--- Records for this exercise ---
──────────────────────────────

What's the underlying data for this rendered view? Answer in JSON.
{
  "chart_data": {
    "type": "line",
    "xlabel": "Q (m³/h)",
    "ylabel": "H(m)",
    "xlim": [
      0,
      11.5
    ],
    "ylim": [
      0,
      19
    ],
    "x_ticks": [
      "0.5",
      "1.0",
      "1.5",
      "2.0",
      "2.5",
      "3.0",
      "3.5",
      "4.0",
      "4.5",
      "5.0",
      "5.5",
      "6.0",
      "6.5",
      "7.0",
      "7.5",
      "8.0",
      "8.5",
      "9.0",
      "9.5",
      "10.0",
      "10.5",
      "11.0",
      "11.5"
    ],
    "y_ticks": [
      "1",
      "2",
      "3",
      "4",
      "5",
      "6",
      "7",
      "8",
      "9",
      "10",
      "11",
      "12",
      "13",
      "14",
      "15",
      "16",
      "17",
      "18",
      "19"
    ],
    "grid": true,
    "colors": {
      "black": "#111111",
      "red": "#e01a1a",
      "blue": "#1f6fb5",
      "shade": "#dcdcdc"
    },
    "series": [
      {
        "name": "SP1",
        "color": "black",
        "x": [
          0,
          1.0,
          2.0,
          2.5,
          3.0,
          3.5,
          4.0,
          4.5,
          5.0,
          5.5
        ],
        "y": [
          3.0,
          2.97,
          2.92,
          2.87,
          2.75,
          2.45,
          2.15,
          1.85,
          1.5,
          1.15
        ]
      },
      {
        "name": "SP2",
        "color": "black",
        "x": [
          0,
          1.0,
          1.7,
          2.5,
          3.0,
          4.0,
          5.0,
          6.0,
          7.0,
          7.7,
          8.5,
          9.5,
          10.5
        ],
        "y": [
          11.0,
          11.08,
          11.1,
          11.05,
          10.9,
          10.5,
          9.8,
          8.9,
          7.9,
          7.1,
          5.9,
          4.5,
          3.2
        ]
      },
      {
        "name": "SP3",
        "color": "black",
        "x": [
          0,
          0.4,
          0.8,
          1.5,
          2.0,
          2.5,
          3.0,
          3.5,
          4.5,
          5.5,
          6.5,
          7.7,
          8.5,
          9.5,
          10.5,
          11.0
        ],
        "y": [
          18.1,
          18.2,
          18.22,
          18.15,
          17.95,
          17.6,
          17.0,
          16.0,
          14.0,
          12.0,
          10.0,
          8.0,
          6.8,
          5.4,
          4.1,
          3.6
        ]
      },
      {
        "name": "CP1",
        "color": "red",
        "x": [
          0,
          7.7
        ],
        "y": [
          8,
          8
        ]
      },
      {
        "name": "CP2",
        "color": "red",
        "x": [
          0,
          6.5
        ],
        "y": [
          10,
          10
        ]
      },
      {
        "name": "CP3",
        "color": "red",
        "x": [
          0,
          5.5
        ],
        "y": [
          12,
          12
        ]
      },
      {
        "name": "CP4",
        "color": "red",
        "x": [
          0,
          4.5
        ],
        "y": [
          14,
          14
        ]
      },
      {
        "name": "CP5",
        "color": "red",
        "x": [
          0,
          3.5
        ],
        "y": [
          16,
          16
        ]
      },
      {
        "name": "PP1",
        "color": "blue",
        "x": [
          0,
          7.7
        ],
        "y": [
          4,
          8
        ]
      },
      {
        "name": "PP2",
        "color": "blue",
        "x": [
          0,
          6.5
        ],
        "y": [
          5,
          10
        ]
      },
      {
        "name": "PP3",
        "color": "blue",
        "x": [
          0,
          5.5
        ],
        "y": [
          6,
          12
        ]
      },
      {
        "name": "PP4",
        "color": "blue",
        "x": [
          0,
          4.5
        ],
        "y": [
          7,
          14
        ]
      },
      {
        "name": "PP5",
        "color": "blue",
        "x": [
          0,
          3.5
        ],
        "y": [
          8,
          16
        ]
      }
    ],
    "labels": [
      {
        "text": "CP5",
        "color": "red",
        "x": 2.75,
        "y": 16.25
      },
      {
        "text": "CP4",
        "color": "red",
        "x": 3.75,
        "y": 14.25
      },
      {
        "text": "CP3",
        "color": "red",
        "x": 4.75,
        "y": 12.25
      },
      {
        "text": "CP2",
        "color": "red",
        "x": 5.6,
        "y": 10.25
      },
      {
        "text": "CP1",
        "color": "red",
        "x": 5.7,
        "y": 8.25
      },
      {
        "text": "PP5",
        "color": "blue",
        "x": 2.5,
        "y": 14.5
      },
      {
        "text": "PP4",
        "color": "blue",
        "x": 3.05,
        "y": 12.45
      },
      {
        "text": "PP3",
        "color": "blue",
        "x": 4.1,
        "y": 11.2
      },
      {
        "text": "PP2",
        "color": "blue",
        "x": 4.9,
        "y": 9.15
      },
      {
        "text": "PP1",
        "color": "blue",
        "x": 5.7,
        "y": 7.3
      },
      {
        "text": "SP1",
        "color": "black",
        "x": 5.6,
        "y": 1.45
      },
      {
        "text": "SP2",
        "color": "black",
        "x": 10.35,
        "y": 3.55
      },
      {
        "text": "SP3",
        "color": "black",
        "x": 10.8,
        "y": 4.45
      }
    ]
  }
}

──────────────────────────────

--- The request ---
All records above must be set down exactly, please.

--- Exercise solution ---
What's the underlying data for this rendered view? Answer in JSON.
{
  "chart_data": {
    "type": "line",
    "xlabel": "Q (m³/h)",
    "ylabel": "H(m)",
    "xlim": [
      0,
      11.5
    ],
    "ylim": [
      0,
      19
    ],
    "x_ticks": [
      "0.5",
      "1.0",
      "1.5",
      "2.0",
      "2.5",
      "3.0",
      "3.5",
      "4.0",
      "4.5",
      "5.0",
      "5.5",
      "6.0",
      "6.5",
      "7.0",
      "7.5",
      "8.0",
      "8.5",
      "9.0",
      "9.5",
      "10.0",
      "10.5",
      "11.0",
      "11.5"
    ],
    "y_ticks": [
      "1",
      "2",
      "3",
      "4",
      "5",
      "6",
      "7",
      "8",
      "9",
      "10",
      "11",
      "12",
      "13",
      "14",
      "15",
      "16",
      "17",
      "18",
      "19"
    ],
    "grid": true,
    "colors": {
      "black": "#111111",
      "red": "#e01a1a",
      "blue": "#1f6fb5",
      "shade": "#dcdcdc"
    },
    "series": [
      {
        "name": "SP1",
        "color": "black",
        "x": [
          0,
          1.0,
          2.0,
          2.5,
          3.0,
          3.5,
          4.0,
          4.5,
          5.0,
          5.5
        ],
        "y": [
          3.0,
          2.97,
          2.92,
          2.87,
          2.75,
          2.45,
          2.15,
          1.85,
          1.5,
          1.15
        ]
      },
      {
        "name": "SP2",
        "color": "black",
        "x": [
          0,
          1.0,
          1.7,
          2.5,
          3.0,
          4.0,
          5.0,
          6.0,
          7.0,
          7.7,
          8.5,
          9.5,
          10.5
        ],
        "y": [
          11.0,
          11.08,
          11.1,
          11.05,
          10.9,
          10.5,
          9.8,
          8.9,
          7.9,
          7.1,
          5.9,
          4.5,
          3.2
        ]
      },
      {
        "name": "SP3",
        "color": "black",
        "x": [
          0,
          0.4,
          0.8,
          1.5,
          2.0,
          2.5,
          3.0,
          3.5,
          4.5,
          5.5,
          6.5,
          7.7,
          8.5,
          9.5,
          10.5,
          11.0
        ],
        "y": [
          18.1,
          18.2,
          18.22,
          18.15,
          17.95,
          17.6,
          17.0,
          16.0,
          14.0,
          12.0,
          10.0,
          8.0,
          6.8,
          5.4,
          4.1,
          3.6
        ]
      },
      {
        "name": "CP1",
        "color": "red",
        "x": [
          0,
          7.7
        ],
        "y": [
          8,
          8
        ]
      },
      {
        "name": "CP2",
        "color": "red",
        "x": [
          0,
          6.5
        ],
        "y": [
          10,
          10
        ]
      },
      {
        "name": "CP3",
        "color": "red",
        "x": [
          0,
          5.5
        ],
        "y": [
          12,
          12
        ]
      },
      {
        "name": "CP4",
        "color": "red",
        "x": [
          0,
          4.5
        ],
        "y": [
          14,
          14
        ]
      },
      {
        "name": "CP5",
        "color": "red",
        "x": [
          0,
          3.5
        ],
        "y": [
          16,
          16
        ]
      },
      {
        "name": "PP1",
        "color": "blue",
        "x": [
          0,
          7.7
        ],
        "y": [
          4,
          8
        ]
      },
      {
        "name": "PP2",
        "color": "blue",
        "x": [
          0,
          6.5
        ],
        "y": [
          5,
          10
        ]
      },
      {
        "name": "PP3",
        "color": "blue",
        "x": [
          0,
          5.5
        ],
        "y": [
          6,
          12
        ]
      },
      {
        "name": "PP4",
        "color": "blue",
        "x": [
          0,
          4.5
        ],
        "y": [
          7,
          14
        ]
      },
      {
        "name": "PP5",
        "color": "blue",
        "x": [
          0,
          3.5
        ],
        "y": [
          8,
          16
        ]
      }
    ],
    "labels": [
      {
        "text": "CP5",
        "color": "red",
        "x": 2.75,
        "y": 16.25
      },
      {
        "text": "CP4",
        "color": "red",
        "x": 3.75,
        "y": 14.25
      },
      {
        "text": "CP3",
        "color": "red",
        "x": 4.75,
        "y": 12.25
      },
      {
        "text": "CP2",
        "color": "red",
        "x": 5.6,
        "y": 10.25
      },
      {
        "text": "CP1",
        "color": "red",
        "x": 5.7,
        "y": 8.25
      },
      {
        "text": "PP5",
        "color": "blue",
        "x": 2.5,
        "y": 14.5
      },
      {
        "text": "PP4",
        "color": "blue",
        "x": 3.05,
        "y": 12.45
      },
      {
        "text": "PP3",
        "color": "blue",
        "x": 4.1,
        "y": 11.2
      },
      {
        "text": "PP2",
        "color": "blue",
        "x": 4.9,
        "y": 9.15
      },
      {
        "text": "PP1",
        "color": "blue",
        "x": 5.7,
        "y": 7.3
      },
      {
        "text": "SP1",
        "color": "black",
        "x": 5.6,
        "y": 1.45
      },
      {
        "text": "SP2",
        "color": "black",
        "x": 10.35,
        "y": 3.55
      },
      {
        "text": "SP3",
        "color": "black",
        "x": 10.8,
        "y": 4.45
      }
    ]
  }
}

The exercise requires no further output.